Stored data entries:
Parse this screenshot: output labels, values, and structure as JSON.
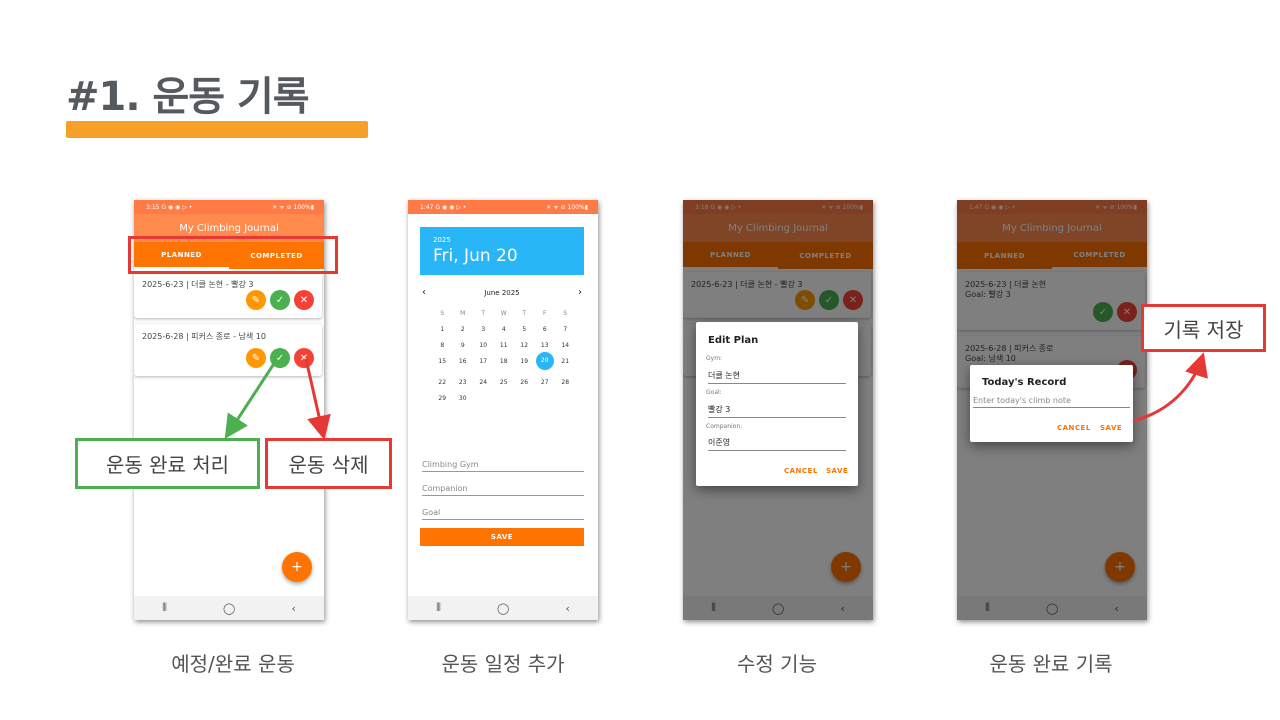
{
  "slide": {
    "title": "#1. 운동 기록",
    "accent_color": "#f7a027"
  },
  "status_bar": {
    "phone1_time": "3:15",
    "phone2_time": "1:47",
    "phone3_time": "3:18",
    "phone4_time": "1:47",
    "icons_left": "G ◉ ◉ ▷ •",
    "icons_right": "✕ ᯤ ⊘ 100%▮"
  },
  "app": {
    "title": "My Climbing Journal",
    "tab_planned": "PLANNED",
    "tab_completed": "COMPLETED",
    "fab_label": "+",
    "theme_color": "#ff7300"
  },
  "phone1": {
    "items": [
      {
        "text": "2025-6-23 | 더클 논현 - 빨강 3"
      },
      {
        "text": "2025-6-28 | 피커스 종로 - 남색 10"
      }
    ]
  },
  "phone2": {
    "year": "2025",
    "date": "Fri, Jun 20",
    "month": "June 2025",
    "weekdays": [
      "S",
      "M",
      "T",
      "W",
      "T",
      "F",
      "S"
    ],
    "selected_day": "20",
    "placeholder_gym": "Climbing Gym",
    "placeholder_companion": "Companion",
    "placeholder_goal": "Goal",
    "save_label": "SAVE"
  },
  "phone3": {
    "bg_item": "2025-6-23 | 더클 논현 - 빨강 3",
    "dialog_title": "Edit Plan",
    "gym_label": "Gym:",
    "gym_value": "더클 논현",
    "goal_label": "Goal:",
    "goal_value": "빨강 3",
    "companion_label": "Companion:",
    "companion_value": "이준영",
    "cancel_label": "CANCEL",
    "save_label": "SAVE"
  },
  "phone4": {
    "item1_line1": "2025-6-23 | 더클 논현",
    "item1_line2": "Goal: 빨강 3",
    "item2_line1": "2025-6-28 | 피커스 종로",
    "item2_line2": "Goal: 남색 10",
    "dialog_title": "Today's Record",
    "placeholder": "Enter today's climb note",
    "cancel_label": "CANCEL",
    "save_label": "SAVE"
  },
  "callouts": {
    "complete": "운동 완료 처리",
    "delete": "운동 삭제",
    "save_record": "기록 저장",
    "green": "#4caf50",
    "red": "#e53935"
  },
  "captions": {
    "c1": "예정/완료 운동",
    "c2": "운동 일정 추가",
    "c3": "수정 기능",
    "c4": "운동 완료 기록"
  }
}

**THE EXERCISE**. Reproduce all of the material above word for word. Omit the pictures.

**COMPLETE RESPONSE**.
Parse this screenshot: output labels, values, and structure as JSON.
{
  "slide": {
    "title": "#1. 운동 기록",
    "accent_color": "#f7a027"
  },
  "status_bar": {
    "phone1_time": "3:15",
    "phone2_time": "1:47",
    "phone3_time": "3:18",
    "phone4_time": "1:47",
    "icons_left": "G ◉ ◉ ▷ •",
    "icons_right": "✕ ᯤ ⊘ 100%▮"
  },
  "app": {
    "title": "My Climbing Journal",
    "tab_planned": "PLANNED",
    "tab_completed": "COMPLETED",
    "fab_label": "+",
    "theme_color": "#ff7300"
  },
  "phone1": {
    "items": [
      {
        "text": "2025-6-23 | 더클 논현 - 빨강 3"
      },
      {
        "text": "2025-6-28 | 피커스 종로 - 남색 10"
      }
    ]
  },
  "phone2": {
    "year": "2025",
    "date": "Fri, Jun 20",
    "month": "June 2025",
    "weekdays": [
      "S",
      "M",
      "T",
      "W",
      "T",
      "F",
      "S"
    ],
    "selected_day": "20",
    "placeholder_gym": "Climbing Gym",
    "placeholder_companion": "Companion",
    "placeholder_goal": "Goal",
    "save_label": "SAVE"
  },
  "phone3": {
    "bg_item": "2025-6-23 | 더클 논현 - 빨강 3",
    "dialog_title": "Edit Plan",
    "gym_label": "Gym:",
    "gym_value": "더클 논현",
    "goal_label": "Goal:",
    "goal_value": "빨강 3",
    "companion_label": "Companion:",
    "companion_value": "이준영",
    "cancel_label": "CANCEL",
    "save_label": "SAVE"
  },
  "phone4": {
    "item1_line1": "2025-6-23 | 더클 논현",
    "item1_line2": "Goal: 빨강 3",
    "item2_line1": "2025-6-28 | 피커스 종로",
    "item2_line2": "Goal: 남색 10",
    "dialog_title": "Today's Record",
    "placeholder": "Enter today's climb note",
    "cancel_label": "CANCEL",
    "save_label": "SAVE"
  },
  "callouts": {
    "complete": "운동 완료 처리",
    "delete": "운동 삭제",
    "save_record": "기록 저장",
    "green": "#4caf50",
    "red": "#e53935"
  },
  "captions": {
    "c1": "예정/완료 운동",
    "c2": "운동 일정 추가",
    "c3": "수정 기능",
    "c4": "운동 완료 기록"
  }
}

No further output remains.